§ **Directions for this task**
Return the data exactly, with all pictures removed.

(Saved entries)
# # # #
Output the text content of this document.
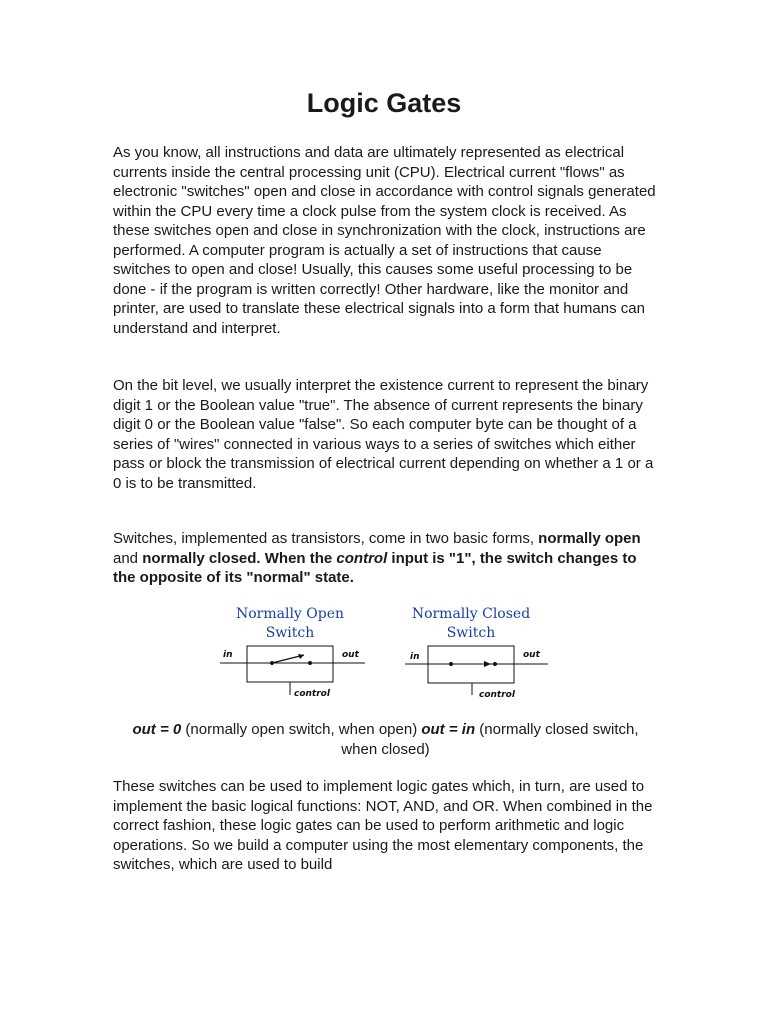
Logic Gates

As you know, all instructions and data are ultimately represented as electrical currents inside the central processing unit (CPU). Electrical current "flows" as electronic "switches" open and close in accordance with control signals generated within the CPU every time a clock pulse from the system clock is received. As these switches open and close in synchronization with the clock, instructions are performed. A computer program is actually a set of instructions that cause switches to open and close! Usually, this causes some useful processing to be done - if the program is written correctly! Other hardware, like the monitor and printer, are used to translate these electrical signals into a form that humans can understand and interpret.

On the bit level, we usually interpret the existence current to represent the binary digit 1 or the Boolean value "true". The absence of current represents the binary digit 0 or the Boolean value "false". So each computer byte can be thought of a series of "wires" connected in various ways to a series of switches which either pass or block the transmission of electrical current depending on whether a 1 or a 0 is to be transmitted.

Switches, implemented as transistors, come in two basic forms, normally open and normally closed. When the control input is "1", the switch changes to the opposite of its "normal" state.

Normally Open
Switch
in	out
control
Normally Closed
Switch
in	out
control

out = 0 (normally open switch, when open) out = in (normally closed switch, when closed)

These switches can be used to implement logic gates which, in turn, are used to implement the basic logical functions: NOT, AND, and OR. When combined in the correct fashion, these logic gates can be used to perform arithmetic and logic operations. So we build a computer using the most elementary components, the switches, which are used to build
# # # #
§ **Result of this exercise**
Output the text content of this document.
Logic Gates

As you know, all instructions and data are ultimately represented as electrical currents inside the central processing unit (CPU). Electrical current "flows" as electronic "switches" open and close in accordance with control signals generated within the CPU every time a clock pulse from the system clock is received. As these switches open and close in synchronization with the clock, instructions are performed. A computer program is actually a set of instructions that cause switches to open and close! Usually, this causes some useful processing to be done - if the program is written correctly! Other hardware, like the monitor and printer, are used to translate these electrical signals into a form that humans can understand and interpret.

On the bit level, we usually interpret the existence current to represent the binary digit 1 or the Boolean value "true". The absence of current represents the binary digit 0 or the Boolean value "false". So each computer byte can be thought of a series of "wires" connected in various ways to a series of switches which either pass or block the transmission of electrical current depending on whether a 1 or a 0 is to be transmitted.

Switches, implemented as transistors, come in two basic forms, normally open and normally closed. When the control input is "1", the switch changes to the opposite of its "normal" state.

Normally Open
Switch
in	out
control
Normally Closed
Switch
in	out
control

out = 0 (normally open switch, when open) out = in (normally closed switch, when closed)

These switches can be used to implement logic gates which, in turn, are used to implement the basic logical functions: NOT, AND, and OR. When combined in the correct fashion, these logic gates can be used to perform arithmetic and logic operations. So we build a computer using the most elementary components, the switches, which are used to build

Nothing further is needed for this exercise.